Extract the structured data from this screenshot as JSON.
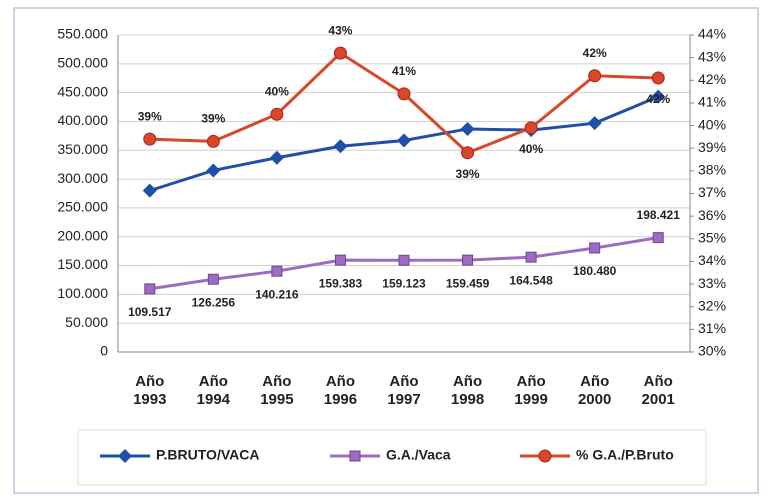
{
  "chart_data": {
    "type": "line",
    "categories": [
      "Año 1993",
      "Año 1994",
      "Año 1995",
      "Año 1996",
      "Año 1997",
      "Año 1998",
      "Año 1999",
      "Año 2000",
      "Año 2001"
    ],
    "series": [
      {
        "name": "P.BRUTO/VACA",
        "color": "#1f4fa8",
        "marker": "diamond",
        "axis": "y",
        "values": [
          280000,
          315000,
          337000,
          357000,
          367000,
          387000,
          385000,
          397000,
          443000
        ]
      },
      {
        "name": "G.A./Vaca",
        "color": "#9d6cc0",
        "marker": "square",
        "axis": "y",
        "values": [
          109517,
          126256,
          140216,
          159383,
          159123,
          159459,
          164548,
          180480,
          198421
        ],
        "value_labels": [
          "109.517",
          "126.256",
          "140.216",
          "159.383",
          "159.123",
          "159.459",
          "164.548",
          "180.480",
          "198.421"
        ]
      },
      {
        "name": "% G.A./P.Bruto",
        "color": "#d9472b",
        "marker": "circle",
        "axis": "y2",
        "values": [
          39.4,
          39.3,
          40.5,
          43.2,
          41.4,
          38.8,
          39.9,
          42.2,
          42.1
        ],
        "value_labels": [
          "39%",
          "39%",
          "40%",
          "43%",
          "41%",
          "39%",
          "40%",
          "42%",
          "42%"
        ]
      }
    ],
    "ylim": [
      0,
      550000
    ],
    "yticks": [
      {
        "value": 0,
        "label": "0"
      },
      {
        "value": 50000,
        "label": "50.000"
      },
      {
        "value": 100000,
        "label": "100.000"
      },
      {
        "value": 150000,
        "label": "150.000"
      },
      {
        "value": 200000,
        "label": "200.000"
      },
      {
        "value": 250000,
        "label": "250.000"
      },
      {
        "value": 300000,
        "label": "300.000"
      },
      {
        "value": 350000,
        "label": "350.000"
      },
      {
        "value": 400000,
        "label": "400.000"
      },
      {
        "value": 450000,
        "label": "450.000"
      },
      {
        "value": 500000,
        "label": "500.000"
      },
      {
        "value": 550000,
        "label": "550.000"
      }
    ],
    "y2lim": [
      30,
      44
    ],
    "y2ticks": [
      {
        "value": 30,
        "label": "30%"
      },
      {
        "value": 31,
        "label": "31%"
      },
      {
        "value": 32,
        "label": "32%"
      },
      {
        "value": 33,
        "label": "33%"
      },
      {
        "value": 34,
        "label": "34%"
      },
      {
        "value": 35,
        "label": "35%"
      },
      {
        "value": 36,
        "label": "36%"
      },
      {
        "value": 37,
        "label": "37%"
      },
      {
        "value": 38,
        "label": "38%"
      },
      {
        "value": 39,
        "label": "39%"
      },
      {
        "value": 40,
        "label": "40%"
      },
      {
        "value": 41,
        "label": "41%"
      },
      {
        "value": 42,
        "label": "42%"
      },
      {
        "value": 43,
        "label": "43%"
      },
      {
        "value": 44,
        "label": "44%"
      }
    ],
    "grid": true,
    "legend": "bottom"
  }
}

- YOUR OBJECTIVE -
Return all of the data exactly as written, and drop the pictures.

- SOLUTION TO THE EXERCISE -
Extract the structured data from this screenshot as JSON.
{
  "chart_data": {
    "type": "line",
    "categories": [
      "Año 1993",
      "Año 1994",
      "Año 1995",
      "Año 1996",
      "Año 1997",
      "Año 1998",
      "Año 1999",
      "Año 2000",
      "Año 2001"
    ],
    "series": [
      {
        "name": "P.BRUTO/VACA",
        "color": "#1f4fa8",
        "marker": "diamond",
        "axis": "y",
        "values": [
          280000,
          315000,
          337000,
          357000,
          367000,
          387000,
          385000,
          397000,
          443000
        ]
      },
      {
        "name": "G.A./Vaca",
        "color": "#9d6cc0",
        "marker": "square",
        "axis": "y",
        "values": [
          109517,
          126256,
          140216,
          159383,
          159123,
          159459,
          164548,
          180480,
          198421
        ],
        "value_labels": [
          "109.517",
          "126.256",
          "140.216",
          "159.383",
          "159.123",
          "159.459",
          "164.548",
          "180.480",
          "198.421"
        ]
      },
      {
        "name": "% G.A./P.Bruto",
        "color": "#d9472b",
        "marker": "circle",
        "axis": "y2",
        "values": [
          39.4,
          39.3,
          40.5,
          43.2,
          41.4,
          38.8,
          39.9,
          42.2,
          42.1
        ],
        "value_labels": [
          "39%",
          "39%",
          "40%",
          "43%",
          "41%",
          "39%",
          "40%",
          "42%",
          "42%"
        ]
      }
    ],
    "ylim": [
      0,
      550000
    ],
    "yticks": [
      {
        "value": 0,
        "label": "0"
      },
      {
        "value": 50000,
        "label": "50.000"
      },
      {
        "value": 100000,
        "label": "100.000"
      },
      {
        "value": 150000,
        "label": "150.000"
      },
      {
        "value": 200000,
        "label": "200.000"
      },
      {
        "value": 250000,
        "label": "250.000"
      },
      {
        "value": 300000,
        "label": "300.000"
      },
      {
        "value": 350000,
        "label": "350.000"
      },
      {
        "value": 400000,
        "label": "400.000"
      },
      {
        "value": 450000,
        "label": "450.000"
      },
      {
        "value": 500000,
        "label": "500.000"
      },
      {
        "value": 550000,
        "label": "550.000"
      }
    ],
    "y2lim": [
      30,
      44
    ],
    "y2ticks": [
      {
        "value": 30,
        "label": "30%"
      },
      {
        "value": 31,
        "label": "31%"
      },
      {
        "value": 32,
        "label": "32%"
      },
      {
        "value": 33,
        "label": "33%"
      },
      {
        "value": 34,
        "label": "34%"
      },
      {
        "value": 35,
        "label": "35%"
      },
      {
        "value": 36,
        "label": "36%"
      },
      {
        "value": 37,
        "label": "37%"
      },
      {
        "value": 38,
        "label": "38%"
      },
      {
        "value": 39,
        "label": "39%"
      },
      {
        "value": 40,
        "label": "40%"
      },
      {
        "value": 41,
        "label": "41%"
      },
      {
        "value": 42,
        "label": "42%"
      },
      {
        "value": 43,
        "label": "43%"
      },
      {
        "value": 44,
        "label": "44%"
      }
    ],
    "grid": true,
    "legend": "bottom"
  }
}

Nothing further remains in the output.